- [SHORT TASK] Sort through the entries below and pull out lines containing the word "triangle".
────────────────
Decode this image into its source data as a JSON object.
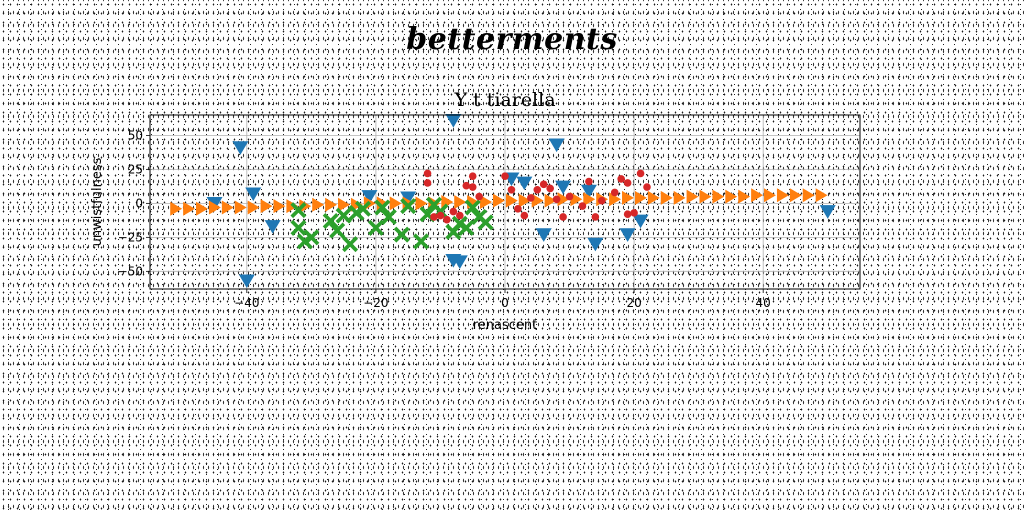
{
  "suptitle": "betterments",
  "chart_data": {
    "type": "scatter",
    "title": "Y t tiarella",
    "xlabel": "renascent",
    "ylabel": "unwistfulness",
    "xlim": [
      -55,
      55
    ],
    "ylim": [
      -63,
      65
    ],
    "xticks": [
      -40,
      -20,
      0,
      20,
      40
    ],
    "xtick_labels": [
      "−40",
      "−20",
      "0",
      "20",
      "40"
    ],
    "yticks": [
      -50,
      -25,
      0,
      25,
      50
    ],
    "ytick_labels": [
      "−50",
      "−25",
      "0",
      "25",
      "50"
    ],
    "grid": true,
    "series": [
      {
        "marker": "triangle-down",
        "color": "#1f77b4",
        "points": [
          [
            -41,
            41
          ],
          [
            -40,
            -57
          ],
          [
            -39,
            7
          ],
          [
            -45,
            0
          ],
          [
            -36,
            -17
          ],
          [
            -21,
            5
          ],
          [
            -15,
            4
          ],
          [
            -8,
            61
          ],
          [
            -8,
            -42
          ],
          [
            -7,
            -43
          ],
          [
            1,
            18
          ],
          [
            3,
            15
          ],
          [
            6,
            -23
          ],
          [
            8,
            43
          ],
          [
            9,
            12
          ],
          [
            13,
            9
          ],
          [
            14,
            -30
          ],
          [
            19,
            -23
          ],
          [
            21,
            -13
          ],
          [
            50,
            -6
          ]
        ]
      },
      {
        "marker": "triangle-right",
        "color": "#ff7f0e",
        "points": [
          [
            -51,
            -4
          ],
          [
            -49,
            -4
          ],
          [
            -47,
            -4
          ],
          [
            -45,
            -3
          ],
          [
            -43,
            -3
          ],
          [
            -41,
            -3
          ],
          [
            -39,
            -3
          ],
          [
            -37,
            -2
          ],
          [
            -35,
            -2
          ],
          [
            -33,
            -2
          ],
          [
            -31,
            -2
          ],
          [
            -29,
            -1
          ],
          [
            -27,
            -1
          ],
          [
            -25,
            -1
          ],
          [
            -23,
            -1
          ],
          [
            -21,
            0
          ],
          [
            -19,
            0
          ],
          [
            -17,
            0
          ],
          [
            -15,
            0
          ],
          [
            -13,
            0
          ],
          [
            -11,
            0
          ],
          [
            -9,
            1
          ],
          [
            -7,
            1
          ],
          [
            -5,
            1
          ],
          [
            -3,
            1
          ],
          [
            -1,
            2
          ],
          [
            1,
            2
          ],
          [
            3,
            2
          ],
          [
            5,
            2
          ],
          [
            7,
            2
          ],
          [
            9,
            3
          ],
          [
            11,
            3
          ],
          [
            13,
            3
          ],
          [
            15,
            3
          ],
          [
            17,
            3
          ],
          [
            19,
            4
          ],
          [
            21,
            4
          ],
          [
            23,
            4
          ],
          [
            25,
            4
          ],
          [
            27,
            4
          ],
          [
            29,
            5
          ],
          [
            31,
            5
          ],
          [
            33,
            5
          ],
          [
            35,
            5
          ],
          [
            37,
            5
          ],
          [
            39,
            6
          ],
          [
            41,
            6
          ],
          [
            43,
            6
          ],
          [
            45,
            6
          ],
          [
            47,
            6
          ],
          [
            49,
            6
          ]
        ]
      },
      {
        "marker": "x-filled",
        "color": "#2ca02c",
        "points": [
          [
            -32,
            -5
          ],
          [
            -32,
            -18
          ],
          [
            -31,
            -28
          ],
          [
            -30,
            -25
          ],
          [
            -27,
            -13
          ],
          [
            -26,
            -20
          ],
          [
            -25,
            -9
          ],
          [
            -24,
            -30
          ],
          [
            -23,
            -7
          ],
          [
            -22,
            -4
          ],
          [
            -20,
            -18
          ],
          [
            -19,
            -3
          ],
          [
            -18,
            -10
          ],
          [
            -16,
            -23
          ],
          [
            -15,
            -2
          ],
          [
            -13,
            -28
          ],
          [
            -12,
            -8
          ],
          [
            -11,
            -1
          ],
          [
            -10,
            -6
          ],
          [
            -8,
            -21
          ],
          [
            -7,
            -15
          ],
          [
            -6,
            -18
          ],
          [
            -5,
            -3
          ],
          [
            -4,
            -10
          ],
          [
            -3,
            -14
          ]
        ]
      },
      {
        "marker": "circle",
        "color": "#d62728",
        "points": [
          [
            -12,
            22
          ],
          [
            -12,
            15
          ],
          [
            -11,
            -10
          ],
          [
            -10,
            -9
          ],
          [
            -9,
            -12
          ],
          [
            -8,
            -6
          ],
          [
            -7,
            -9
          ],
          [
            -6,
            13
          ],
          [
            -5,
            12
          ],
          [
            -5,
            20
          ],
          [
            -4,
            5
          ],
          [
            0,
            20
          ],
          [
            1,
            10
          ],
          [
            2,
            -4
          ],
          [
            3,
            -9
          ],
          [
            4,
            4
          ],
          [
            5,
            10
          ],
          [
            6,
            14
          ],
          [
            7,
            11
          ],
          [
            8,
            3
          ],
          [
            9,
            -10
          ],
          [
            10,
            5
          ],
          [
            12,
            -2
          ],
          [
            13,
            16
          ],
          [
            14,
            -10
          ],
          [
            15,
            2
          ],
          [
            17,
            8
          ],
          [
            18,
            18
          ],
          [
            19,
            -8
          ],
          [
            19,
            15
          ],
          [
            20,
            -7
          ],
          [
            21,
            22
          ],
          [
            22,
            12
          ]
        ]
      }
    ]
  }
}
────────────────
- [PROBLEM SOLUTION]
        "marker": "triangle-down",
        "marker": "triangle-right",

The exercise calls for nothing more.